**Selected extract:**
• • •

Naturally, there is some give and take between Google asking you to spend more and delivering clicks and conversions. To an extent, Google must prove that its ad platform is valuable to your brand. This is why it uses concepts like the Quality Score to make you feel like you are getting a good deal. However, as you navigate the ad platform, you might find that Google frequently tries to get users to spend just a little bit more on each ad group to reach their marketing goals.

While it is understandable that Google will try to take more of your money, you shouldn’t expect the same thing from your PPC agency. Some paid search firms pressure clients to spend more, claiming that is the only way to increase conversions. This also becomes a conflict of interest if your agency charges as a percentage of your ad spending. The more you spend with them, the more money they make.

Sometimes, your PPC campaigns can benefit from a budget increase, but this should be the last step of the audit process. You should optimize your campaigns first and look for ways to save money while maintaining efficiency. This allows you to reinvest your funds so your newly-optimized ad groups thrive. Only then can you decide whether adding to your budget would be the right call to grow your dealership business.

• • •

**What this exercise asks:**
1. According to the PPC budget passage, at what point in the audit process should a budget increase come?
2. Please carry on with the PPC budget passage, picking up right after its final sentence.
The data that follows is not needed for anything here.

**Given material:**
• • •

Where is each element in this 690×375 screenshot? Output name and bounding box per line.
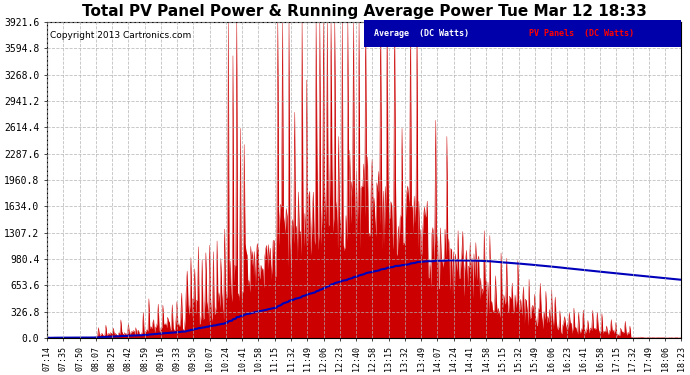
- Title: Total PV Panel Power & Running Average Power Tue Mar 12 18:33: Total PV Panel Power & Running Average P…: [81, 4, 647, 19]
- Text: Copyright 2013 Cartronics.com: Copyright 2013 Cartronics.com: [50, 31, 192, 40]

• • •

**Results:**
1. It should be the last step of the audit process.

2.
Build an Impactful Campaign With a Trusted Partner

Paid search campaigns become more complex as they grow. If you run a car dealership with a service department, you might feel like you are managing multiple campaigns as you target different audiences. Instead of getting overwhelmed by keywords and wasting your budget, work with a team of experts who can target impactful keywords and create valuable segments.

We don’t want you to spend more money. We want you to take the money you have and spend it better. Let us prove our capabilities to you. Learn more about the paid search services at J&L Marketing and contact our team today. We are happy to identify wasted spending in your campaigns so we can give you your budget back.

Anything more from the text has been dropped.